• [What you will do]:
Of the lines in the listing below, how many hold "color"? Answer with the number only.

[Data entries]
>> START
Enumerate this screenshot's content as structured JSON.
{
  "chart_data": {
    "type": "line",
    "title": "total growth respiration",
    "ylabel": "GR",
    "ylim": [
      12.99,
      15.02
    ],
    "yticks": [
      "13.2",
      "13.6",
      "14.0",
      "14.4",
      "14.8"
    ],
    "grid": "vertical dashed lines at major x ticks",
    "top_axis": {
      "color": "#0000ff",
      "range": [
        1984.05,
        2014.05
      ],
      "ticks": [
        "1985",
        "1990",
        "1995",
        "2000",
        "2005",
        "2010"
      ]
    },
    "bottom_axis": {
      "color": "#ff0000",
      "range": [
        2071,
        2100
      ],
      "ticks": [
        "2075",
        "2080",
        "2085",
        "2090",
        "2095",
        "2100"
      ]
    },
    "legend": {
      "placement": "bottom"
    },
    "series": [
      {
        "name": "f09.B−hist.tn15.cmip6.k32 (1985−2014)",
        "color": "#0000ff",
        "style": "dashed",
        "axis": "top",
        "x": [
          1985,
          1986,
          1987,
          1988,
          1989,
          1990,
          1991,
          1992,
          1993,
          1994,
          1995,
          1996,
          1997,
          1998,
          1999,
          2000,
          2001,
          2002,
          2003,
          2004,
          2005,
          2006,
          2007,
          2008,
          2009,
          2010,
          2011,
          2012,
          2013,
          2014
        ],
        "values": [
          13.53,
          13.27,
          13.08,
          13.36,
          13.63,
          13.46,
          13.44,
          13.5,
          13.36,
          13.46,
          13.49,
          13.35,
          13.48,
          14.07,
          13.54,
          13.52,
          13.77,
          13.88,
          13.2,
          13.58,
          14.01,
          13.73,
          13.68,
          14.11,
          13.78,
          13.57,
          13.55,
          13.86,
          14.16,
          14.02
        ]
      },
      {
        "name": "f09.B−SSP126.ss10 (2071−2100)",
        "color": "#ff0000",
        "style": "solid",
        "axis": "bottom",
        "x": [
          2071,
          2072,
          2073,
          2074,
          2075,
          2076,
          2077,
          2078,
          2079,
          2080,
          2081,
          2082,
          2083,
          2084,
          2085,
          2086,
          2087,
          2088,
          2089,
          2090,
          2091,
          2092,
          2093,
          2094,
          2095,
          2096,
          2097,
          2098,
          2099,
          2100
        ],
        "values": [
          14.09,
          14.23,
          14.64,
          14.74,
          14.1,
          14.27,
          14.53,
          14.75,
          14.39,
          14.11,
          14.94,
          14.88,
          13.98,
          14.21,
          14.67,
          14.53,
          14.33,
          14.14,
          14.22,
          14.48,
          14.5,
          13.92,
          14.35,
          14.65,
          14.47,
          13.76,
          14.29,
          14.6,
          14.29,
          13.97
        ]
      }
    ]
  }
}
>> END
• [Result below]:
4